* _Aim_:
Count every line that holds the string "Lizard", and report the number alone.

* _Collected data_:

★ ★ ★ ★ ★ ★ ★

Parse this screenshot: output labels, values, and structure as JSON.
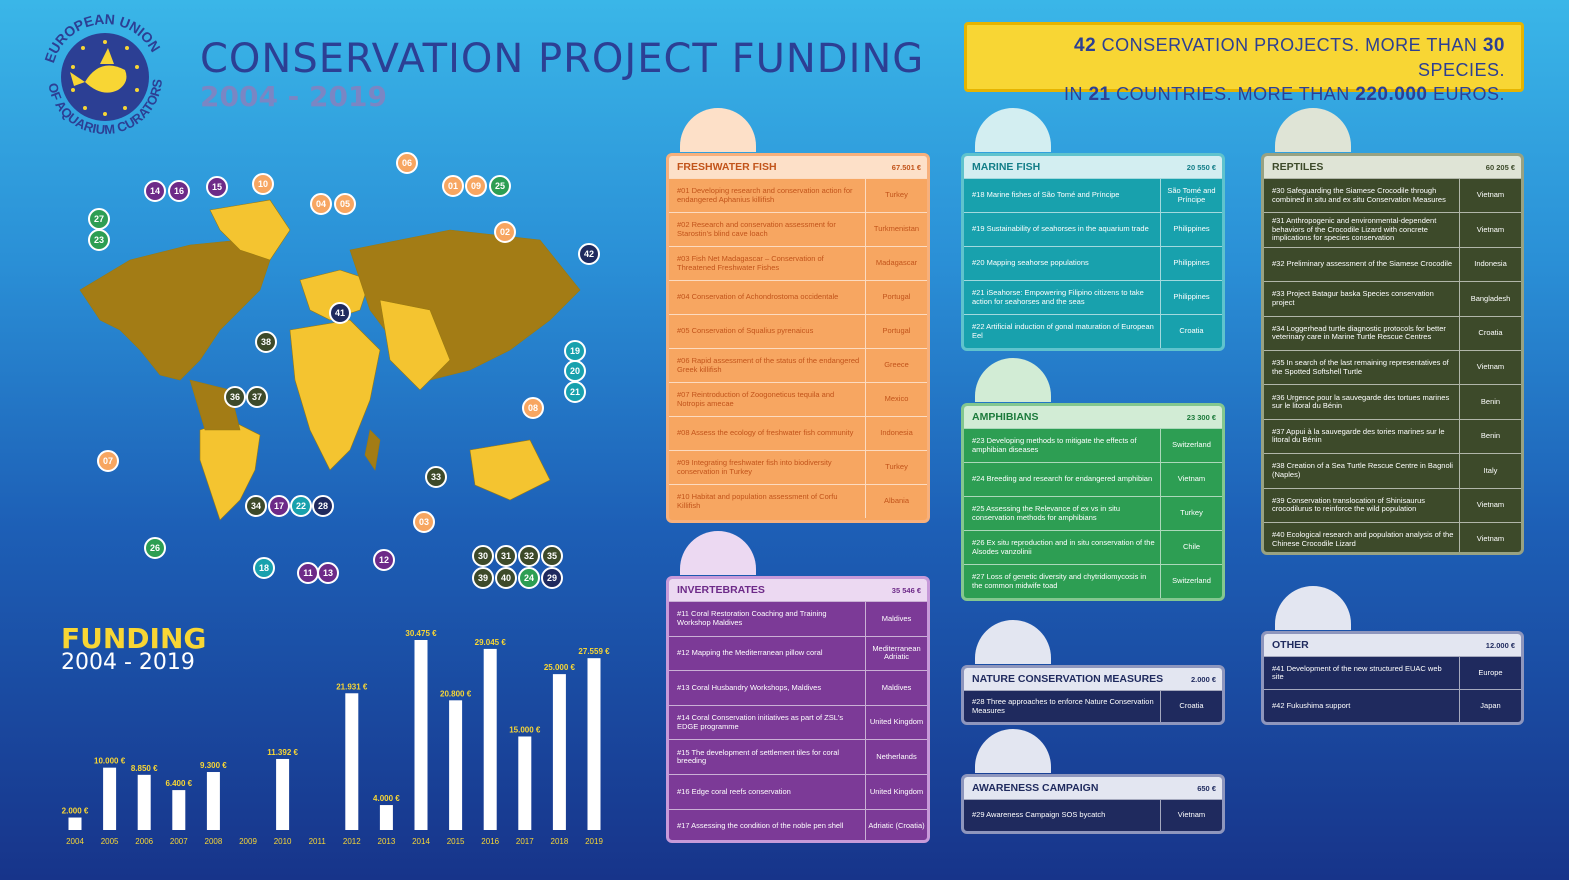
{
  "header": {
    "title": "CONSERVATION PROJECT FUNDING",
    "years": "2004 - 2019",
    "logo_text": "EUROPEAN UNION OF AQUARIUM CURATORS"
  },
  "banner": {
    "line1_pre": "42",
    "line1_mid": " CONSERVATION PROJECTS. MORE THAN ",
    "line1_num": "30",
    "line1_post": " SPECIES.",
    "line2_pre": "IN ",
    "line2_num": "21",
    "line2_mid": " COUNTRIES. MORE THAN ",
    "line2_num2": "220.000",
    "line2_post": " EUROS."
  },
  "panels": {
    "freshwater": {
      "title": "FRESHWATER FISH",
      "amount": "67.501 €",
      "rows": [
        {
          "desc": "#01 Developing research and conservation action for endangered Aphanius killifish",
          "country": "Turkey"
        },
        {
          "desc": "#02 Research and conservation assessment for Starostin's blind cave loach",
          "country": "Turkmenistan"
        },
        {
          "desc": "#03 Fish Net Madagascar – Conservation of Threatened Freshwater Fishes",
          "country": "Madagascar"
        },
        {
          "desc": "#04 Conservation of Achondrostoma occidentale",
          "country": "Portugal"
        },
        {
          "desc": "#05 Conservation of Squalius pyrenaicus",
          "country": "Portugal"
        },
        {
          "desc": "#06 Rapid assessment of the status of the endangered Greek killifish",
          "country": "Greece"
        },
        {
          "desc": "#07 Reintroduction of Zoogoneticus tequila and Notropis amecae",
          "country": "Mexico"
        },
        {
          "desc": "#08 Assess the ecology of freshwater fish community",
          "country": "Indonesia"
        },
        {
          "desc": "#09 Integrating freshwater fish into biodiversity conservation in Turkey",
          "country": "Turkey"
        },
        {
          "desc": "#10 Habitat and population assessment of Corfu Killifish",
          "country": "Albania"
        }
      ]
    },
    "marine": {
      "title": "MARINE FISH",
      "amount": "20 550 €",
      "rows": [
        {
          "desc": "#18 Marine fishes of São Tomé and Príncipe",
          "country": "São Tomé and Príncipe"
        },
        {
          "desc": "#19 Sustainability of seahorses in the aquarium trade",
          "country": "Philippines"
        },
        {
          "desc": "#20 Mapping seahorse populations",
          "country": "Philippines"
        },
        {
          "desc": "#21 iSeahorse: Empowering Filipino citizens to take action for seahorses and the seas",
          "country": "Philippines"
        },
        {
          "desc": "#22 Artificial induction of gonal maturation of European Eel",
          "country": "Croatia"
        }
      ]
    },
    "amphibians": {
      "title": "AMPHIBIANS",
      "amount": "23 300 €",
      "rows": [
        {
          "desc": "#23 Developing methods to mitigate the effects of amphibian diseases",
          "country": "Switzerland"
        },
        {
          "desc": "#24 Breeding and research for endangered amphibian",
          "country": "Vietnam"
        },
        {
          "desc": "#25 Assessing the Relevance of ex vs in situ conservation methods for amphibians",
          "country": "Turkey"
        },
        {
          "desc": "#26 Ex situ reproduction and in situ conservation of the Alsodes vanzolinii",
          "country": "Chile"
        },
        {
          "desc": "#27 Loss of genetic diversity and chytridiomycosis in the common midwife toad",
          "country": "Switzerland"
        }
      ]
    },
    "reptiles": {
      "title": "REPTILES",
      "amount": "60 205 €",
      "rows": [
        {
          "desc": "#30 Safeguarding the Siamese Crocodile through combined in situ and ex situ Conservation Measures",
          "country": "Vietnam"
        },
        {
          "desc": "#31 Anthropogenic and environmental-dependent behaviors of the Crocodile Lizard with concrete implications for species conservation",
          "country": "Vietnam"
        },
        {
          "desc": "#32 Preliminary assessment of the Siamese Crocodile",
          "country": "Indonesia"
        },
        {
          "desc": "#33 Project Batagur baska Species conservation project",
          "country": "Bangladesh"
        },
        {
          "desc": "#34 Loggerhead turtle diagnostic protocols for better veterinary care in Marine Turtle Rescue Centres",
          "country": "Croatia"
        },
        {
          "desc": "#35 In search of the last remaining representatives of the Spotted Softshell Turtle",
          "country": "Vietnam"
        },
        {
          "desc": "#36 Urgence pour la sauvegarde des tortues marines sur le litoral du Bénin",
          "country": "Benin"
        },
        {
          "desc": "#37 Appui à la sauvegarde des tories marines sur le litoral du Bénin",
          "country": "Benin"
        },
        {
          "desc": "#38 Creation of a Sea Turtle Rescue Centre in Bagnoli (Naples)",
          "country": "Italy"
        },
        {
          "desc": "#39 Conservation translocation of Shinisaurus crocodilurus to reinforce the wild population",
          "country": "Vietnam"
        },
        {
          "desc": "#40 Ecological research and population analysis of the Chinese Crocodile Lizard",
          "country": "Vietnam"
        }
      ]
    },
    "invertebrates": {
      "title": "INVERTEBRATES",
      "amount": "35 546 €",
      "rows": [
        {
          "desc": "#11 Coral Restoration Coaching and Training Workshop Maldives",
          "country": "Maldives"
        },
        {
          "desc": "#12 Mapping the Mediterranean pillow coral",
          "country": "Mediterranean Adriatic"
        },
        {
          "desc": "#13 Coral Husbandry Workshops, Maldives",
          "country": "Maldives"
        },
        {
          "desc": "#14 Coral Conservation initiatives as part of ZSL's EDGE programme",
          "country": "United Kingdom"
        },
        {
          "desc": "#15 The development of settlement tiles for coral breeding",
          "country": "Netherlands"
        },
        {
          "desc": "#16 Edge coral reefs conservation",
          "country": "United Kingdom"
        },
        {
          "desc": "#17 Assessing the condition of the noble pen shell",
          "country": "Adriatic (Croatia)"
        }
      ]
    },
    "ncm": {
      "title": "NATURE CONSERVATION MEASURES",
      "amount": "2.000 €",
      "rows": [
        {
          "desc": "#28 Three approaches to enforce Nature Conservation Measures",
          "country": "Croatia"
        }
      ]
    },
    "awareness": {
      "title": "AWARENESS CAMPAIGN",
      "amount": "650 €",
      "rows": [
        {
          "desc": "#29 Awareness Campaign SOS bycatch",
          "country": "Vietnam"
        }
      ]
    },
    "other": {
      "title": "OTHER",
      "amount": "12.000 €",
      "rows": [
        {
          "desc": "#41 Development of the new structured EUAC web site",
          "country": "Europe"
        },
        {
          "desc": "#42 Fukushima support",
          "country": "Japan"
        }
      ]
    }
  },
  "funding": {
    "title": "FUNDING",
    "years": "2004 - 2019"
  },
  "chart_data": {
    "type": "bar",
    "title": "FUNDING 2004 - 2019",
    "categories": [
      "2004",
      "2005",
      "2006",
      "2007",
      "2008",
      "2009",
      "2010",
      "2011",
      "2012",
      "2013",
      "2014",
      "2015",
      "2016",
      "2017",
      "2018",
      "2019"
    ],
    "values": [
      2000,
      10000,
      8850,
      6400,
      9300,
      0,
      11392,
      0,
      21931,
      4000,
      30475,
      20800,
      29045,
      15000,
      25000,
      27559
    ],
    "labels": [
      "2.000 €",
      "10.000 €",
      "8.850 €",
      "6.400 €",
      "9.300 €",
      "",
      "11.392 €",
      "",
      "21.931 €",
      "4.000 €",
      "30.475 €",
      "20.800 €",
      "29.045 €",
      "15.000 €",
      "25.000 €",
      "27.559 €"
    ],
    "ylim": [
      0,
      30475
    ],
    "xlabel": "",
    "ylabel": "",
    "bar_color": "#ffffff",
    "label_color": "#f8d634"
  },
  "map": {
    "bubbles": [
      {
        "n": "14",
        "color": "#6d2a88"
      },
      {
        "n": "16",
        "color": "#6d2a88"
      },
      {
        "n": "15",
        "color": "#6d2a88"
      },
      {
        "n": "10",
        "color": "#f7a661"
      },
      {
        "n": "06",
        "color": "#f7a661"
      },
      {
        "n": "04",
        "color": "#f7a661"
      },
      {
        "n": "05",
        "color": "#f7a661"
      },
      {
        "n": "01",
        "color": "#f7a661"
      },
      {
        "n": "09",
        "color": "#f7a661"
      },
      {
        "n": "25",
        "color": "#2d9e53"
      },
      {
        "n": "27",
        "color": "#2d9e53"
      },
      {
        "n": "23",
        "color": "#2d9e53"
      },
      {
        "n": "02",
        "color": "#f7a661"
      },
      {
        "n": "42",
        "color": "#1f2a5e"
      },
      {
        "n": "41",
        "color": "#1f2a5e"
      },
      {
        "n": "38",
        "color": "#3d4a2a"
      },
      {
        "n": "19",
        "color": "#18a1ad"
      },
      {
        "n": "20",
        "color": "#18a1ad"
      },
      {
        "n": "21",
        "color": "#18a1ad"
      },
      {
        "n": "36",
        "color": "#3d4a2a"
      },
      {
        "n": "37",
        "color": "#3d4a2a"
      },
      {
        "n": "08",
        "color": "#f7a661"
      },
      {
        "n": "07",
        "color": "#f7a661"
      },
      {
        "n": "33",
        "color": "#3d4a2a"
      },
      {
        "n": "34",
        "color": "#3d4a2a"
      },
      {
        "n": "17",
        "color": "#6d2a88"
      },
      {
        "n": "22",
        "color": "#18a1ad"
      },
      {
        "n": "28",
        "color": "#1f2a5e"
      },
      {
        "n": "03",
        "color": "#f7a661"
      },
      {
        "n": "26",
        "color": "#2d9e53"
      },
      {
        "n": "12",
        "color": "#6d2a88"
      },
      {
        "n": "18",
        "color": "#18a1ad"
      },
      {
        "n": "11",
        "color": "#6d2a88"
      },
      {
        "n": "13",
        "color": "#6d2a88"
      },
      {
        "n": "30",
        "color": "#3d4a2a"
      },
      {
        "n": "31",
        "color": "#3d4a2a"
      },
      {
        "n": "32",
        "color": "#3d4a2a"
      },
      {
        "n": "35",
        "color": "#3d4a2a"
      },
      {
        "n": "39",
        "color": "#3d4a2a"
      },
      {
        "n": "40",
        "color": "#3d4a2a"
      },
      {
        "n": "24",
        "color": "#2d9e53"
      },
      {
        "n": "29",
        "color": "#1f2a5e"
      }
    ]
  }
}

★ ★ ★ ★ ★ ★ ★

* _Response below_:
2